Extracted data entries

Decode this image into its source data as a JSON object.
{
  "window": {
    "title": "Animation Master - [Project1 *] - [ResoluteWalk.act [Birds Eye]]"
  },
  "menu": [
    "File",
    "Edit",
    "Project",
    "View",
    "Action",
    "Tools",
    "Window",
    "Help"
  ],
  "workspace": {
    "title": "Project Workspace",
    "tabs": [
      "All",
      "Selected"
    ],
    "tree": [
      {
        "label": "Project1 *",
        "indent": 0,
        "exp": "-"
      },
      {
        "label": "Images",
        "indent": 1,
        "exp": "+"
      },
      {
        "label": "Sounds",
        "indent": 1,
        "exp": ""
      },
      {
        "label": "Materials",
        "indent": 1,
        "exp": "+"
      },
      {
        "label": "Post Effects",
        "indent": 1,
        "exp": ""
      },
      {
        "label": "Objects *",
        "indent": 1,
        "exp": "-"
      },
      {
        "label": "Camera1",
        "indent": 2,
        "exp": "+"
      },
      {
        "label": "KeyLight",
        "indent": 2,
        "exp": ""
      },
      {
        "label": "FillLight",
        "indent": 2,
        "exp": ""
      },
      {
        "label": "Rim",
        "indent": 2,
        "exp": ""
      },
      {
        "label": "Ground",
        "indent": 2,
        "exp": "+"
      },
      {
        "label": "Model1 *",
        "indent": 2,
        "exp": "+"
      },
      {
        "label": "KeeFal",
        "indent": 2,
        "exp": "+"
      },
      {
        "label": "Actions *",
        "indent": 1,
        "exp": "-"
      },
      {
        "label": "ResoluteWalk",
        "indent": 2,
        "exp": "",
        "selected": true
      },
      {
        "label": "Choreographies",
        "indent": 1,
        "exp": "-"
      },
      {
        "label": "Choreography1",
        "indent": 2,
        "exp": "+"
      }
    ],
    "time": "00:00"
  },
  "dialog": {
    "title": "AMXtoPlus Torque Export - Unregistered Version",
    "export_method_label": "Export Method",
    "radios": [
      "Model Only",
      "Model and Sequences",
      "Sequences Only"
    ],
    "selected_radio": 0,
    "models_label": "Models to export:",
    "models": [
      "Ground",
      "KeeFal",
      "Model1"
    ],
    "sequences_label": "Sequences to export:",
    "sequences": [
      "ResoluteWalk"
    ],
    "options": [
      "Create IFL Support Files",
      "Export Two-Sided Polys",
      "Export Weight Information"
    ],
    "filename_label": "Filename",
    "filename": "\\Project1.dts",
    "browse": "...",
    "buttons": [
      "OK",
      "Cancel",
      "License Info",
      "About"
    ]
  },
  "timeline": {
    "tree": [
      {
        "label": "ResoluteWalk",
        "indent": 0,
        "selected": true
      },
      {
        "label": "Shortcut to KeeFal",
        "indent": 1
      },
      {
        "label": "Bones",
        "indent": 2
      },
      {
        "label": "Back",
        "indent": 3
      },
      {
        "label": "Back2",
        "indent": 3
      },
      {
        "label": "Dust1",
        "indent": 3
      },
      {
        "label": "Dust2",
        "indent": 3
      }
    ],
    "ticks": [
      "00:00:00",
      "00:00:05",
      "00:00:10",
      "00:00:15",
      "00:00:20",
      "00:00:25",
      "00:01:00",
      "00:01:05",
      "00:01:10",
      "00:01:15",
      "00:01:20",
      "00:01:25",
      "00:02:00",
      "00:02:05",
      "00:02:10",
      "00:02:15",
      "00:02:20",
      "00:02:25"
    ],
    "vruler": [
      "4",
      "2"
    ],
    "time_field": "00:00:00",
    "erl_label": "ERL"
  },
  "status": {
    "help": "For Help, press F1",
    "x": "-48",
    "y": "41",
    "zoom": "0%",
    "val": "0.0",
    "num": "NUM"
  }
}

### REQUEST
Reproduce the whole listing word for word.

### THE OUTPUT
Decode this image into its source data as a JSON object.
{
  "window": {
    "title": "Animation Master - [Project1 *] - [ResoluteWalk.act [Birds Eye]]"
  },
  "menu": [
    "File",
    "Edit",
    "Project",
    "View",
    "Action",
    "Tools",
    "Window",
    "Help"
  ],
  "workspace": {
    "title": "Project Workspace",
    "tabs": [
      "All",
      "Selected"
    ],
    "tree": [
      {
        "label": "Project1 *",
        "indent": 0,
        "exp": "-"
      },
      {
        "label": "Images",
        "indent": 1,
        "exp": "+"
      },
      {
        "label": "Sounds",
        "indent": 1,
        "exp": ""
      },
      {
        "label": "Materials",
        "indent": 1,
        "exp": "+"
      },
      {
        "label": "Post Effects",
        "indent": 1,
        "exp": ""
      },
      {
        "label": "Objects *",
        "indent": 1,
        "exp": "-"
      },
      {
        "label": "Camera1",
        "indent": 2,
        "exp": "+"
      },
      {
        "label": "KeyLight",
        "indent": 2,
        "exp": ""
      },
      {
        "label": "FillLight",
        "indent": 2,
        "exp": ""
      },
      {
        "label": "Rim",
        "indent": 2,
        "exp": ""
      },
      {
        "label": "Ground",
        "indent": 2,
        "exp": "+"
      },
      {
        "label": "Model1 *",
        "indent": 2,
        "exp": "+"
      },
      {
        "label": "KeeFal",
        "indent": 2,
        "exp": "+"
      },
      {
        "label": "Actions *",
        "indent": 1,
        "exp": "-"
      },
      {
        "label": "ResoluteWalk",
        "indent": 2,
        "exp": "",
        "selected": true
      },
      {
        "label": "Choreographies",
        "indent": 1,
        "exp": "-"
      },
      {
        "label": "Choreography1",
        "indent": 2,
        "exp": "+"
      }
    ],
    "time": "00:00"
  },
  "dialog": {
    "title": "AMXtoPlus Torque Export - Unregistered Version",
    "export_method_label": "Export Method",
    "radios": [
      "Model Only",
      "Model and Sequences",
      "Sequences Only"
    ],
    "selected_radio": 0,
    "models_label": "Models to export:",
    "models": [
      "Ground",
      "KeeFal",
      "Model1"
    ],
    "sequences_label": "Sequences to export:",
    "sequences": [
      "ResoluteWalk"
    ],
    "options": [
      "Create IFL Support Files",
      "Export Two-Sided Polys",
      "Export Weight Information"
    ],
    "filename_label": "Filename",
    "filename": "\\Project1.dts",
    "browse": "...",
    "buttons": [
      "OK",
      "Cancel",
      "License Info",
      "About"
    ]
  },
  "timeline": {
    "tree": [
      {
        "label": "ResoluteWalk",
        "indent": 0,
        "selected": true
      },
      {
        "label": "Shortcut to KeeFal",
        "indent": 1
      },
      {
        "label": "Bones",
        "indent": 2
      },
      {
        "label": "Back",
        "indent": 3
      },
      {
        "label": "Back2",
        "indent": 3
      },
      {
        "label": "Dust1",
        "indent": 3
      },
      {
        "label": "Dust2",
        "indent": 3
      }
    ],
    "ticks": [
      "00:00:00",
      "00:00:05",
      "00:00:10",
      "00:00:15",
      "00:00:20",
      "00:00:25",
      "00:01:00",
      "00:01:05",
      "00:01:10",
      "00:01:15",
      "00:01:20",
      "00:01:25",
      "00:02:00",
      "00:02:05",
      "00:02:10",
      "00:02:15",
      "00:02:20",
      "00:02:25"
    ],
    "vruler": [
      "4",
      "2"
    ],
    "time_field": "00:00:00",
    "erl_label": "ERL"
  },
  "status": {
    "help": "For Help, press F1",
    "x": "-48",
    "y": "41",
    "zoom": "0%",
    "val": "0.0",
    "num": "NUM"
  }
}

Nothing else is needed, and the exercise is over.